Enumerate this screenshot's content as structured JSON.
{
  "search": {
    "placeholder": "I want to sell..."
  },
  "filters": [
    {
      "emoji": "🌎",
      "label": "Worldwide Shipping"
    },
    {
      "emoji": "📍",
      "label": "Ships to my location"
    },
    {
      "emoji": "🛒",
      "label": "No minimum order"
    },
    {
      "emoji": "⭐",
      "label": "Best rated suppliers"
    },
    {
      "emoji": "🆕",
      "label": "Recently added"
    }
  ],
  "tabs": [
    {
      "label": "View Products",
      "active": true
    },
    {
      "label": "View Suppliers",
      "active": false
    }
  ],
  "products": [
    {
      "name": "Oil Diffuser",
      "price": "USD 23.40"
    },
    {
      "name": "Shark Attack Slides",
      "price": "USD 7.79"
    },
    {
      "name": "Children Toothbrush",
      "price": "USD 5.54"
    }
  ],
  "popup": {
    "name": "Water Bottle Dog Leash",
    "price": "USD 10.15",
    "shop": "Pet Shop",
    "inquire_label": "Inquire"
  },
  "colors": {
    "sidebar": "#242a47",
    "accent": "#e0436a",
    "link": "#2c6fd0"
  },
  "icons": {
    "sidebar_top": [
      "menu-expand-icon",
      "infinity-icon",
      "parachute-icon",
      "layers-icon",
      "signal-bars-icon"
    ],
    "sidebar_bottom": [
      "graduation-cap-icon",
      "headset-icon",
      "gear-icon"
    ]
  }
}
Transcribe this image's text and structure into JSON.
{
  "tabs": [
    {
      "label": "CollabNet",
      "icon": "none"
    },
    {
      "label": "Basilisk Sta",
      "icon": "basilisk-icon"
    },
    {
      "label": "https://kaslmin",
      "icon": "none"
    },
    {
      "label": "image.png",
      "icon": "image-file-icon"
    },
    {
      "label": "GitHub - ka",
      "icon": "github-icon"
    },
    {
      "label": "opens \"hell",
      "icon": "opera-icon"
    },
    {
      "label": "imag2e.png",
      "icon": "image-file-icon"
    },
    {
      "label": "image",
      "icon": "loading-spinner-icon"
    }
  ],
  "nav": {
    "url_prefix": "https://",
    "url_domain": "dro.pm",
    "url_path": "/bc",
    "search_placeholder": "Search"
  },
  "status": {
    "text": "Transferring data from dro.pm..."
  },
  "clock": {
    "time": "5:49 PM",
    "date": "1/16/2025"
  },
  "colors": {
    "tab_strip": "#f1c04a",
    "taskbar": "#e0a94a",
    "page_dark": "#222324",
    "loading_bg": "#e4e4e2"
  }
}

## Work instructions:
Print every entry exactly as it appears.

## Final answer:
Enumerate this screenshot's content as structured JSON.
{
  "search": {
    "placeholder": "I want to sell..."
  },
  "filters": [
    {
      "emoji": "🌎",
      "label": "Worldwide Shipping"
    },
    {
      "emoji": "📍",
      "label": "Ships to my location"
    },
    {
      "emoji": "🛒",
      "label": "No minimum order"
    },
    {
      "emoji": "⭐",
      "label": "Best rated suppliers"
    },
    {
      "emoji": "🆕",
      "label": "Recently added"
    }
  ],
  "tabs": [
    {
      "label": "View Products",
      "active": true
    },
    {
      "label": "View Suppliers",
      "active": false
    }
  ],
  "products": [
    {
      "name": "Oil Diffuser",
      "price": "USD 23.40"
    },
    {
      "name": "Shark Attack Slides",
      "price": "USD 7.79"
    },
    {
      "name": "Children Toothbrush",
      "price": "USD 5.54"
    }
  ],
  "popup": {
    "name": "Water Bottle Dog Leash",
    "price": "USD 10.15",
    "shop": "Pet Shop",
    "inquire_label": "Inquire"
  },
  "colors": {
    "sidebar": "#242a47",
    "accent": "#e0436a",
    "link": "#2c6fd0"
  },
  "icons": {
    "sidebar_top": [
      "menu-expand-icon",
      "infinity-icon",
      "parachute-icon",
      "layers-icon",
      "signal-bars-icon"
    ],
    "sidebar_bottom": [
      "graduation-cap-icon",
      "headset-icon",
      "gear-icon"
    ]
  }
}
Transcribe this image's text and structure into JSON.
{
  "tabs": [
    {
      "label": "CollabNet",
      "icon": "none"
    },
    {
      "label": "Basilisk Sta",
      "icon": "basilisk-icon"
    },
    {
      "label": "https://kaslmin",
      "icon": "none"
    },
    {
      "label": "image.png",
      "icon": "image-file-icon"
    },
    {
      "label": "GitHub - ka",
      "icon": "github-icon"
    },
    {
      "label": "opens \"hell",
      "icon": "opera-icon"
    },
    {
      "label": "imag2e.png",
      "icon": "image-file-icon"
    },
    {
      "label": "image",
      "icon": "loading-spinner-icon"
    }
  ],
  "nav": {
    "url_prefix": "https://",
    "url_domain": "dro.pm",
    "url_path": "/bc",
    "search_placeholder": "Search"
  },
  "status": {
    "text": "Transferring data from dro.pm..."
  },
  "clock": {
    "time": "5:49 PM",
    "date": "1/16/2025"
  },
  "colors": {
    "tab_strip": "#f1c04a",
    "taskbar": "#e0a94a",
    "page_dark": "#222324",
    "loading_bg": "#e4e4e2"
  }
}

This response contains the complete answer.